◆ **EXERCISE**: Pick out the lines containing "Ciranda".
# Start of RECORDS TO USE
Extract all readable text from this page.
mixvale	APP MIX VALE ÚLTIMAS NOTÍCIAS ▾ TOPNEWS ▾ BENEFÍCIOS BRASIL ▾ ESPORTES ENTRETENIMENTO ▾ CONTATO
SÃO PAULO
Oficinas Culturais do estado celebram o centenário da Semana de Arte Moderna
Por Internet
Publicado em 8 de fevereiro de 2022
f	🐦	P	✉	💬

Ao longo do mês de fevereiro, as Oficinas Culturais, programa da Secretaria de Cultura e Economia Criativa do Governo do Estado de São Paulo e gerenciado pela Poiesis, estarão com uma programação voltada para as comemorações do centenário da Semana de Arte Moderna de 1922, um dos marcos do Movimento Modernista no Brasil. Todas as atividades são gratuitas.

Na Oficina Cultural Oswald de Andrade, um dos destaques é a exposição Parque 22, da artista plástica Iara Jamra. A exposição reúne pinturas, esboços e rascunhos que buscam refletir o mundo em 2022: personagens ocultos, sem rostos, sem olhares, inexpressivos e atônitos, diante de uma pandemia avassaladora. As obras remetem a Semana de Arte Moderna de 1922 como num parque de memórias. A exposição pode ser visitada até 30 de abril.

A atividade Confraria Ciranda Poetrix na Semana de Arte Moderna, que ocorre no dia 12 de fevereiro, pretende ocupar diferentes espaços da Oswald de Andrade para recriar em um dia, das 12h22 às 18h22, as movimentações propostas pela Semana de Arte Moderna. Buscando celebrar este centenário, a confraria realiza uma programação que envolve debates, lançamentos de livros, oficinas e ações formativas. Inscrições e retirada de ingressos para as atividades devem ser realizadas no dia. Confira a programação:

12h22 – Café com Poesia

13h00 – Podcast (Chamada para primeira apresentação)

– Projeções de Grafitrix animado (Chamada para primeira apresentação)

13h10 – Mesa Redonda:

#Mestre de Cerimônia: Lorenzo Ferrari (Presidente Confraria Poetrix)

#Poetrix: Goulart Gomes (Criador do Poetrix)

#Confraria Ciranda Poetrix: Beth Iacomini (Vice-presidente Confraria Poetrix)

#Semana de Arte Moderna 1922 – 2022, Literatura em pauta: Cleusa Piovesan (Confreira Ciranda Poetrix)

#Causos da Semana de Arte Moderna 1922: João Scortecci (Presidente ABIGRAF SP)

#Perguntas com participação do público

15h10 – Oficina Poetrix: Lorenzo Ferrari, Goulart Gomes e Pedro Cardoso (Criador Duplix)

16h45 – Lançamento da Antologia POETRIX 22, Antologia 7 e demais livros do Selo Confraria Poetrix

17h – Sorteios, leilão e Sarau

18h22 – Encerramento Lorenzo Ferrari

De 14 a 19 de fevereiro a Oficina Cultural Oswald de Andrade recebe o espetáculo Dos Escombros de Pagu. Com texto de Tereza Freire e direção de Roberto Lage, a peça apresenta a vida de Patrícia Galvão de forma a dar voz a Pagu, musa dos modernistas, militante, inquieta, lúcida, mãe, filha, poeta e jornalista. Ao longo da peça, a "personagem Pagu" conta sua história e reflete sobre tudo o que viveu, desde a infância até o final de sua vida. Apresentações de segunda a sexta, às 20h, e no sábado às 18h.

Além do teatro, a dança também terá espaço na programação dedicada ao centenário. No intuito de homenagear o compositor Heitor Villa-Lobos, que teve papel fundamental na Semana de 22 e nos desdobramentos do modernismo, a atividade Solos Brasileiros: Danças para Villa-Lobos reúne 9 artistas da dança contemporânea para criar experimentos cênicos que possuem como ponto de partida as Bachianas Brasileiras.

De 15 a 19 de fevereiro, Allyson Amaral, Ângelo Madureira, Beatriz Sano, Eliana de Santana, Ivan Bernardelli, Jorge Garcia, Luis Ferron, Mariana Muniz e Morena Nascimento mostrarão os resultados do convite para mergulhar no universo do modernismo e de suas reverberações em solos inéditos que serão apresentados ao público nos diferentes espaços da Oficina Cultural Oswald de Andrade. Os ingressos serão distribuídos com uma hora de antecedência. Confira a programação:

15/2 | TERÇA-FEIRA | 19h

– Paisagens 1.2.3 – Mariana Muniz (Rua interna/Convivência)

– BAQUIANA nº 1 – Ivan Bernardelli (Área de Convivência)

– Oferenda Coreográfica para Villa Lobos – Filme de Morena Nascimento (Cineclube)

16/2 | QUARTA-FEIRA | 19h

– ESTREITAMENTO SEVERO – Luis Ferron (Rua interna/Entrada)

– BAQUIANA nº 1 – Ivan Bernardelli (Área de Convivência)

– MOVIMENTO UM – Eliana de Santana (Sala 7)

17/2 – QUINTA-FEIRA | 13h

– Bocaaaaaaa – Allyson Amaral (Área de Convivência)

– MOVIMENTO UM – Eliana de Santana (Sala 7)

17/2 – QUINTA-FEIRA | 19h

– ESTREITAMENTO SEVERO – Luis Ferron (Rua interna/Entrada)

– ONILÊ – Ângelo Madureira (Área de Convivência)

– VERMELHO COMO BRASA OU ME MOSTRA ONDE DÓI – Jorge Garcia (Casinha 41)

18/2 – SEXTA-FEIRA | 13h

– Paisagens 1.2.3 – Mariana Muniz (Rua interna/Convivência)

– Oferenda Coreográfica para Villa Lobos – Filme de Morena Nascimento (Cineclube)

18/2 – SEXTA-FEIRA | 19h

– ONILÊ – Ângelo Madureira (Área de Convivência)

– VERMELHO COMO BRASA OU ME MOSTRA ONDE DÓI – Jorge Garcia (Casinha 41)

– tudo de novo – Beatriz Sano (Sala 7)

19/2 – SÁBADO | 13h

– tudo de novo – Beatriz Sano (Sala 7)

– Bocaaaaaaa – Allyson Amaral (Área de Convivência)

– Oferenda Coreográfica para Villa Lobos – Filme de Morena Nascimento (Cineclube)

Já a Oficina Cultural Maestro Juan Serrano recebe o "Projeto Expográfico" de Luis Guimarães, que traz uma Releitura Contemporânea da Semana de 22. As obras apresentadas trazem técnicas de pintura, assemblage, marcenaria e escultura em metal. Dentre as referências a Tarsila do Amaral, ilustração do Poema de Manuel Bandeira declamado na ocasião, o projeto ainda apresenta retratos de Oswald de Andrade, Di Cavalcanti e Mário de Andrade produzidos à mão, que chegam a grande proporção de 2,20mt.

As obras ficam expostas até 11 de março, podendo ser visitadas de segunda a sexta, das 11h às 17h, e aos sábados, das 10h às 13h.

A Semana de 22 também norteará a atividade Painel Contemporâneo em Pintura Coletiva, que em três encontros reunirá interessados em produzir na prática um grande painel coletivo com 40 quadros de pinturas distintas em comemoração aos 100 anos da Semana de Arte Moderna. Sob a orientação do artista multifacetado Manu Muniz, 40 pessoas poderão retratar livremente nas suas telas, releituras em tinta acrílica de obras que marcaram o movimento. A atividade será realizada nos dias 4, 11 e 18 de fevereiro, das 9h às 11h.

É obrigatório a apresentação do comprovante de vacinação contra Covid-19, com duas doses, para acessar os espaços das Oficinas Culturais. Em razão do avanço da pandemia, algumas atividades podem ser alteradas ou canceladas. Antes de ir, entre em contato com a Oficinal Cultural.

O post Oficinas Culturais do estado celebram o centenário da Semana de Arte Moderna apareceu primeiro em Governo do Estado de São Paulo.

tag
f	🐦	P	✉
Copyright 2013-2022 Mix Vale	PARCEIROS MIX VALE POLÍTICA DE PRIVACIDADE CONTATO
# End of RECORDS TO USE
◆ **FULL ANSWER**:
A atividade Confraria Ciranda Poetrix na Semana de Arte Moderna, que ocorre no dia 12 de fevereiro, pretende ocupar diferentes espaços da Oswald de Andrade para recriar em um dia, das 12h22 às 18h22, as movimentações propostas pela Semana de Arte Moderna. Buscando celebrar este centenário, a confraria realiza uma programação que envolve debates, lançamentos de livros, oficinas e ações formativas. Inscrições e retirada de ingressos para as atividades devem ser realizadas no dia. Confira a programação:
#Confraria Ciranda Poetrix: Beth Iacomini (Vice-presidente Confraria Poetrix)
#Semana de Arte Moderna 1922 – 2022, Literatura em pauta: Cleusa Piovesan (Confreira Ciranda Poetrix)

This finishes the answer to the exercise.